GIVEN REQUEST ::
Copy out the complete listing, word for word.

■ ■ ■ ■ ■

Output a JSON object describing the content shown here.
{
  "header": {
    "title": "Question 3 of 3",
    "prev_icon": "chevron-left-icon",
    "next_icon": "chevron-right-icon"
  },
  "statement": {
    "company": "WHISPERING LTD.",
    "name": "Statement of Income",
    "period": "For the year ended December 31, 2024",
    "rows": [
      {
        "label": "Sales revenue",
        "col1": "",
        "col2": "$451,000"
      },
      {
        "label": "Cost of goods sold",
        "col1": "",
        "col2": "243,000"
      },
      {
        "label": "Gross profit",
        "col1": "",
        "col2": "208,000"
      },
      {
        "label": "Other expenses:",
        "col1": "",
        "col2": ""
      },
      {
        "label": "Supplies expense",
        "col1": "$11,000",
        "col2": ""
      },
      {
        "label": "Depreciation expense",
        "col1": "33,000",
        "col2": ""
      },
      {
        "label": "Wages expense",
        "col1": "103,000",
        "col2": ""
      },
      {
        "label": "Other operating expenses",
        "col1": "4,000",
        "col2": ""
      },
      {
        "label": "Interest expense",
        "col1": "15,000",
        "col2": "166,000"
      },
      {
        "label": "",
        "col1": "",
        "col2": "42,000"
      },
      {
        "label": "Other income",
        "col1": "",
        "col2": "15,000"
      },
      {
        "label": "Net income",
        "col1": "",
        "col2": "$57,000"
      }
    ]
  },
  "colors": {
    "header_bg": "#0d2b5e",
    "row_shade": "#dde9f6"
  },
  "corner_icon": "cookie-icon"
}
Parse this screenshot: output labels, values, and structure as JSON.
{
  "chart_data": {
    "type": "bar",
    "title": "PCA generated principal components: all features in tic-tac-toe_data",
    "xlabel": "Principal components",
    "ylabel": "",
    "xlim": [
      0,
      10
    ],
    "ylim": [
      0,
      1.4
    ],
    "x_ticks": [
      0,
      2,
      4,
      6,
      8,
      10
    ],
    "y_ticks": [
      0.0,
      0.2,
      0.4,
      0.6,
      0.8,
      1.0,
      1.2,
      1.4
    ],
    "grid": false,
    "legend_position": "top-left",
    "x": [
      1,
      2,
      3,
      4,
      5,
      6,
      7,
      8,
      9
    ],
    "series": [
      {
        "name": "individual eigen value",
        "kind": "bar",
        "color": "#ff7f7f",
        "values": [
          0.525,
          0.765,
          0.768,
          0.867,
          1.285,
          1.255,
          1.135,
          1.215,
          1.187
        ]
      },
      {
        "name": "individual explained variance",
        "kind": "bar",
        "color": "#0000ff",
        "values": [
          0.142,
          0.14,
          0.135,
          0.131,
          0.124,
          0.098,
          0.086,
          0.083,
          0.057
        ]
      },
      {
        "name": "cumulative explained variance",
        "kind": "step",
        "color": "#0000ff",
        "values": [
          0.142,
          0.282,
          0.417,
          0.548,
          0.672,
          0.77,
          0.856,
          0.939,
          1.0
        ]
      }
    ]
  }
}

■ ■ ■ ■ ■

TASK SOLUTION ::
Output a JSON object describing the content shown here.
{
  "header": {
    "title": "Question 3 of 3",
    "prev_icon": "chevron-left-icon",
    "next_icon": "chevron-right-icon"
  },
  "statement": {
    "company": "WHISPERING LTD.",
    "name": "Statement of Income",
    "period": "For the year ended December 31, 2024",
    "rows": [
      {
        "label": "Sales revenue",
        "col1": "",
        "col2": "$451,000"
      },
      {
        "label": "Cost of goods sold",
        "col1": "",
        "col2": "243,000"
      },
      {
        "label": "Gross profit",
        "col1": "",
        "col2": "208,000"
      },
      {
        "label": "Other expenses:",
        "col1": "",
        "col2": ""
      },
      {
        "label": "Supplies expense",
        "col1": "$11,000",
        "col2": ""
      },
      {
        "label": "Depreciation expense",
        "col1": "33,000",
        "col2": ""
      },
      {
        "label": "Wages expense",
        "col1": "103,000",
        "col2": ""
      },
      {
        "label": "Other operating expenses",
        "col1": "4,000",
        "col2": ""
      },
      {
        "label": "Interest expense",
        "col1": "15,000",
        "col2": "166,000"
      },
      {
        "label": "",
        "col1": "",
        "col2": "42,000"
      },
      {
        "label": "Other income",
        "col1": "",
        "col2": "15,000"
      },
      {
        "label": "Net income",
        "col1": "",
        "col2": "$57,000"
      }
    ]
  },
  "colors": {
    "header_bg": "#0d2b5e",
    "row_shade": "#dde9f6"
  },
  "corner_icon": "cookie-icon"
}
Parse this screenshot: output labels, values, and structure as JSON.
{
  "chart_data": {
    "type": "bar",
    "title": "PCA generated principal components: all features in tic-tac-toe_data",
    "xlabel": "Principal components",
    "ylabel": "",
    "xlim": [
      0,
      10
    ],
    "ylim": [
      0,
      1.4
    ],
    "x_ticks": [
      0,
      2,
      4,
      6,
      8,
      10
    ],
    "y_ticks": [
      0.0,
      0.2,
      0.4,
      0.6,
      0.8,
      1.0,
      1.2,
      1.4
    ],
    "grid": false,
    "legend_position": "top-left",
    "x": [
      1,
      2,
      3,
      4,
      5,
      6,
      7,
      8,
      9
    ],
    "series": [
      {
        "name": "individual eigen value",
        "kind": "bar",
        "color": "#ff7f7f",
        "values": [
          0.525,
          0.765,
          0.768,
          0.867,
          1.285,
          1.255,
          1.135,
          1.215,
          1.187
        ]
      },
      {
        "name": "individual explained variance",
        "kind": "bar",
        "color": "#0000ff",
        "values": [
          0.142,
          0.14,
          0.135,
          0.131,
          0.124,
          0.098,
          0.086,
          0.083,
          0.057
        ]
      },
      {
        "name": "cumulative explained variance",
        "kind": "step",
        "color": "#0000ff",
        "values": [
          0.142,
          0.282,
          0.417,
          0.548,
          0.672,
          0.77,
          0.856,
          0.939,
          1.0
        ]
      }
    ]
  }
}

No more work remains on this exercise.